# Given problem
Locate each line below that includes "text" and reproduce it.

[Data entries]
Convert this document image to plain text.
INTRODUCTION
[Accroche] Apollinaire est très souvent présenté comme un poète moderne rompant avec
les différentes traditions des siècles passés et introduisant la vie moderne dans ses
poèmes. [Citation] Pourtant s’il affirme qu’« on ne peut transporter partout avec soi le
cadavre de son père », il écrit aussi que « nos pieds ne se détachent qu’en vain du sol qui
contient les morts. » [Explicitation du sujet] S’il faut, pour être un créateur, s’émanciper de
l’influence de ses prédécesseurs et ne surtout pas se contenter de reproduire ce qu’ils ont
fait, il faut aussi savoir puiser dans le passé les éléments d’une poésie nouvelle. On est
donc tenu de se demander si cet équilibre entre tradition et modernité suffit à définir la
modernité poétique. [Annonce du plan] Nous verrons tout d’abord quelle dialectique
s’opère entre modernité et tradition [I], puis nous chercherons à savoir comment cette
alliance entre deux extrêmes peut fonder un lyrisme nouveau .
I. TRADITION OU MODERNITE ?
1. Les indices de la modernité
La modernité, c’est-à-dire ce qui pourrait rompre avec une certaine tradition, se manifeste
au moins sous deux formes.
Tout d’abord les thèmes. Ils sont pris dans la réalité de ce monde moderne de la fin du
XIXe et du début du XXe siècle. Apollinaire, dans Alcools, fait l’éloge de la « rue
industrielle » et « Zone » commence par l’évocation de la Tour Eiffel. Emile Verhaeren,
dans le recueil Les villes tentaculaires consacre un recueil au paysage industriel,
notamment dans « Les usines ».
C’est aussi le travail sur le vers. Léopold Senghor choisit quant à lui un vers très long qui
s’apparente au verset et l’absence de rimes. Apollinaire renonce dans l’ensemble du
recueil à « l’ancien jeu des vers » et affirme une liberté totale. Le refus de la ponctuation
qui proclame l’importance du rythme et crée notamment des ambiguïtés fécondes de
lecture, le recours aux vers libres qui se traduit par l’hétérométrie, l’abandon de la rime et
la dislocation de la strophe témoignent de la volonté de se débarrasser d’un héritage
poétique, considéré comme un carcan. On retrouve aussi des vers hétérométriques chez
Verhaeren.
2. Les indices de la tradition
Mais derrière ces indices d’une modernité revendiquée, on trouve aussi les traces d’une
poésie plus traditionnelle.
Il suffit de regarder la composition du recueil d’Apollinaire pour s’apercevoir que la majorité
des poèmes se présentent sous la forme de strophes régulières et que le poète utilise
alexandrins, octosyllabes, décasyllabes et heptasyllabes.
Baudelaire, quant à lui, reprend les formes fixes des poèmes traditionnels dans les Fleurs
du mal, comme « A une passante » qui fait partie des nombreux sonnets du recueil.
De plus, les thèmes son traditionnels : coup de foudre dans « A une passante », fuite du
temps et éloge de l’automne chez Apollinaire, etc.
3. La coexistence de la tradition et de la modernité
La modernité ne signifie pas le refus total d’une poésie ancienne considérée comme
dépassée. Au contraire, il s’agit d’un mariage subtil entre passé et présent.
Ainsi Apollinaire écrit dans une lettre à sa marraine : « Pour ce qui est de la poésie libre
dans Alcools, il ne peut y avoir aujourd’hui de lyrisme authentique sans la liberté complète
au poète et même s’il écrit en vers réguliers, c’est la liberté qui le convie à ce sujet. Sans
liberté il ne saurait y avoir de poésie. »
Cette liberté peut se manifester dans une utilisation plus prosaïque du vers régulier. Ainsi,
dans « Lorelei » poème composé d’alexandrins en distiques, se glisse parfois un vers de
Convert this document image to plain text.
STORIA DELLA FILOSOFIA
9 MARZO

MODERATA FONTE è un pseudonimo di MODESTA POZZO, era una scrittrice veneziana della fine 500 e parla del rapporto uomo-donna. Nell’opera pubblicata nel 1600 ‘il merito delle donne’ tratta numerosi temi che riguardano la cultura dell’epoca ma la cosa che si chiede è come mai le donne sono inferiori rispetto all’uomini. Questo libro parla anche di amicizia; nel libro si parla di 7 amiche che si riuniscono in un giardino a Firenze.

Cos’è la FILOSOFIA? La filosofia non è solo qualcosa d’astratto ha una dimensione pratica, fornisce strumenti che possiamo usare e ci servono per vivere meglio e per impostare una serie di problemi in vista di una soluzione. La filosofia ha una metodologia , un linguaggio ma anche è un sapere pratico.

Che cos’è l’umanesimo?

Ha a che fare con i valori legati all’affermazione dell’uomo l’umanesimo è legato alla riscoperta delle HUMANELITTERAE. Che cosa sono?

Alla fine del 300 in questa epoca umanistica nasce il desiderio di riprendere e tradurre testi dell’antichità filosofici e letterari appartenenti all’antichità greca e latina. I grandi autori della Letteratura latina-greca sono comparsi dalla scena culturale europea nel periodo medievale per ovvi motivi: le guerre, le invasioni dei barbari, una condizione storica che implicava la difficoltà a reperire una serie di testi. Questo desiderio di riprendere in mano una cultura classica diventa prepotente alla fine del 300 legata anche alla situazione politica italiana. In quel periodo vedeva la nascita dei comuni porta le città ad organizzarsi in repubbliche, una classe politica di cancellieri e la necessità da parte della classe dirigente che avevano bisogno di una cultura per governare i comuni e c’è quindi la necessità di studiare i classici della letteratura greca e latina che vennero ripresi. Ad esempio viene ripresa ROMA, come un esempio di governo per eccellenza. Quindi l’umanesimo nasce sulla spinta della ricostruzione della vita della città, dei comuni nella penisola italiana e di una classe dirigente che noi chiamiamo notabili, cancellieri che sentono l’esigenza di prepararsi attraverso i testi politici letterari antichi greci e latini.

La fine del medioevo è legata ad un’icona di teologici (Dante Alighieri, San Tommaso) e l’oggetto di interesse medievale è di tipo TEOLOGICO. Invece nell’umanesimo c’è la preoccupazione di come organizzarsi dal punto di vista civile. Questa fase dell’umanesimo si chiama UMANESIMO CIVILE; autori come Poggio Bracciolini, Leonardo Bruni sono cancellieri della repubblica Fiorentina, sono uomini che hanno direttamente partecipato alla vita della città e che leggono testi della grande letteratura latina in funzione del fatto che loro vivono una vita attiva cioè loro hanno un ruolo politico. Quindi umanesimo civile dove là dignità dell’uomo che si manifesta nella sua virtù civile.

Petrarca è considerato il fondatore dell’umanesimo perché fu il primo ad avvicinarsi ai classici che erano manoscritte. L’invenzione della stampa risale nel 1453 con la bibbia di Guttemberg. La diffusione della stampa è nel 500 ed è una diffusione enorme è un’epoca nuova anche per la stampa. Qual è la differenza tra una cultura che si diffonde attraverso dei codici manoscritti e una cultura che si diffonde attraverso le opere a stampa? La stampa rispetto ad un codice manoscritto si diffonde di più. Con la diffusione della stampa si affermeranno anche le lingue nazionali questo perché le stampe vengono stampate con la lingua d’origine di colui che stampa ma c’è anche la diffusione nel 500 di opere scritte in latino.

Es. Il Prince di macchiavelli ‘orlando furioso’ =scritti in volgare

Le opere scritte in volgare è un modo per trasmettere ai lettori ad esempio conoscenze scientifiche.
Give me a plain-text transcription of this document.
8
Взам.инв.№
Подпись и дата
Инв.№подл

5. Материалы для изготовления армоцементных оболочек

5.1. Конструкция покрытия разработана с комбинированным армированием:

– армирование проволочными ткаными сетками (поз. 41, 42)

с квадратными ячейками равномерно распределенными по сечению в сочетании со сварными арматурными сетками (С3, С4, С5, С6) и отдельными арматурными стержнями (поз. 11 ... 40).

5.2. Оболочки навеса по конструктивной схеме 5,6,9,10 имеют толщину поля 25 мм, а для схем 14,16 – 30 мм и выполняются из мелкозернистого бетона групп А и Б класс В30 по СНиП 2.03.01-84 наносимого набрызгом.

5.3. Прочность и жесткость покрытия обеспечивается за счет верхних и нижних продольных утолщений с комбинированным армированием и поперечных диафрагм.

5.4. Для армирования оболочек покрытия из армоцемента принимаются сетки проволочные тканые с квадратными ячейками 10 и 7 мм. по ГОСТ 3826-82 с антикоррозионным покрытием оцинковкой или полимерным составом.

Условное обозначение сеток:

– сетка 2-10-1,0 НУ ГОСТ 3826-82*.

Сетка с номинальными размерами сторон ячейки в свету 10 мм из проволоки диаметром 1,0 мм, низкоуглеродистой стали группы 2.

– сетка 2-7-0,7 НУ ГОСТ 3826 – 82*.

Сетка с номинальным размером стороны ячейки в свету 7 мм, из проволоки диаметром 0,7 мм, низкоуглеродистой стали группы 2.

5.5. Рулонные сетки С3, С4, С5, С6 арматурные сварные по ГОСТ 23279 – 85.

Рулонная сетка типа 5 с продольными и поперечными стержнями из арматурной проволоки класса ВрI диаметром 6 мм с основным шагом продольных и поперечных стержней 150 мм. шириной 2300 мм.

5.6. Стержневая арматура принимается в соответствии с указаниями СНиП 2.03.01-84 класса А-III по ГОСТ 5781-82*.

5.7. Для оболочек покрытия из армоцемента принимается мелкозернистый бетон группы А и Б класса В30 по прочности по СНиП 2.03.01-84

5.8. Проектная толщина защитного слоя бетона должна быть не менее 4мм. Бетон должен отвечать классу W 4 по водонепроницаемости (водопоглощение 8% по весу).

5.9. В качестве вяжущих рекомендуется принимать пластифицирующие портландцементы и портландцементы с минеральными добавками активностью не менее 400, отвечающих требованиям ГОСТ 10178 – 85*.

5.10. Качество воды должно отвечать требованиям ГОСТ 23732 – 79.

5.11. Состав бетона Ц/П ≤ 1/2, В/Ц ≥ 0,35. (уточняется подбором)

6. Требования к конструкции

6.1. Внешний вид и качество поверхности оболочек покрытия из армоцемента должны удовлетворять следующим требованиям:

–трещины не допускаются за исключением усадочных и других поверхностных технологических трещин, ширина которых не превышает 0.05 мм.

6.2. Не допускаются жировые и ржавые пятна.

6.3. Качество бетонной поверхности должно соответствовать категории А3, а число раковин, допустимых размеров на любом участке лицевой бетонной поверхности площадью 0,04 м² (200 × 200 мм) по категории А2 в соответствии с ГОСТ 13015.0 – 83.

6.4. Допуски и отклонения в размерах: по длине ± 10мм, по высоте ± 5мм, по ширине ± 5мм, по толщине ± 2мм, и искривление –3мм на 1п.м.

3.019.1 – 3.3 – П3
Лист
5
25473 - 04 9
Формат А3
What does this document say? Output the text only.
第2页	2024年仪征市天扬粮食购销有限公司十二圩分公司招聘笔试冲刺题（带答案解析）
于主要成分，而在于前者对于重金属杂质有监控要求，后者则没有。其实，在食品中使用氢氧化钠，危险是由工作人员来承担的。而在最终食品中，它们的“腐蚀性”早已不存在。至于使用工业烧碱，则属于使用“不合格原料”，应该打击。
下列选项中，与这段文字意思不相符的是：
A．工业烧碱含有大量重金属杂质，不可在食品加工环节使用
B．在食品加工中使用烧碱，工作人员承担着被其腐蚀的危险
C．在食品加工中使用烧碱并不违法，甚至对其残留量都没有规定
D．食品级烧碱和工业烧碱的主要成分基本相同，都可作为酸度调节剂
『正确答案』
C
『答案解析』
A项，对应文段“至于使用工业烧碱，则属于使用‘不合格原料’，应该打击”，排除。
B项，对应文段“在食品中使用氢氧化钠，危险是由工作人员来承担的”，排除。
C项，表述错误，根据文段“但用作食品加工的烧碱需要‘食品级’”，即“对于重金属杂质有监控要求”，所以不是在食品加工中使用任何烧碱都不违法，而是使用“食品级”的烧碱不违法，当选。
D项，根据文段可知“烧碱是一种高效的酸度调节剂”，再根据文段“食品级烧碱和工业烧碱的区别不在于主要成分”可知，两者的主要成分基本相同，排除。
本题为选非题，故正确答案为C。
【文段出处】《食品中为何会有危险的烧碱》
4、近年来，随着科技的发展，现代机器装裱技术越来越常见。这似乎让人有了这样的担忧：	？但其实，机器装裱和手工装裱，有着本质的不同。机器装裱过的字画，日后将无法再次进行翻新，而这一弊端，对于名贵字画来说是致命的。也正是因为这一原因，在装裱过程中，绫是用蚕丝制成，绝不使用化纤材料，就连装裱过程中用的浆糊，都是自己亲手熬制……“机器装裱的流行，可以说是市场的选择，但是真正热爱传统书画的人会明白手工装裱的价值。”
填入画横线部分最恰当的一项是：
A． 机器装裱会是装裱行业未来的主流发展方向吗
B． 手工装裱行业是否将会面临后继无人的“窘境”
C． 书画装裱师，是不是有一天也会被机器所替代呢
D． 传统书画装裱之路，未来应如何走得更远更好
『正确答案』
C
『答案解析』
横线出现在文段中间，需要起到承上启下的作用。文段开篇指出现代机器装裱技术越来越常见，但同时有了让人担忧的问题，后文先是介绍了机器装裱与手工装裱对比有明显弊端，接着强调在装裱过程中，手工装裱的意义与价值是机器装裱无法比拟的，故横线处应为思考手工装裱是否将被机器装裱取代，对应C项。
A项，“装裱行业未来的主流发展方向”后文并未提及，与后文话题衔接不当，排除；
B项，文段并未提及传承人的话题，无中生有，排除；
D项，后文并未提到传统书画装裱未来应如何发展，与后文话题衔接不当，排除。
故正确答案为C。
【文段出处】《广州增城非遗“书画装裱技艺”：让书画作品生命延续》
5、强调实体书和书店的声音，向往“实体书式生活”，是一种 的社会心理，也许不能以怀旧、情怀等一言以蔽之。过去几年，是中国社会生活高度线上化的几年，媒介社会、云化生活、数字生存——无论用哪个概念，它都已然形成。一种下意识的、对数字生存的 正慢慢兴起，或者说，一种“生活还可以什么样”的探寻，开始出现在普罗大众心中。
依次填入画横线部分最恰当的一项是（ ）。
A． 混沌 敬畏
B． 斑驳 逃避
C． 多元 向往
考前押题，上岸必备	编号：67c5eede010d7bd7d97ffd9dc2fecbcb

# Written solution
Convert this document image to plain text.
Convert this document image to plain text.
Give me a plain-text transcription of this document.
What does this document say? Output the text only.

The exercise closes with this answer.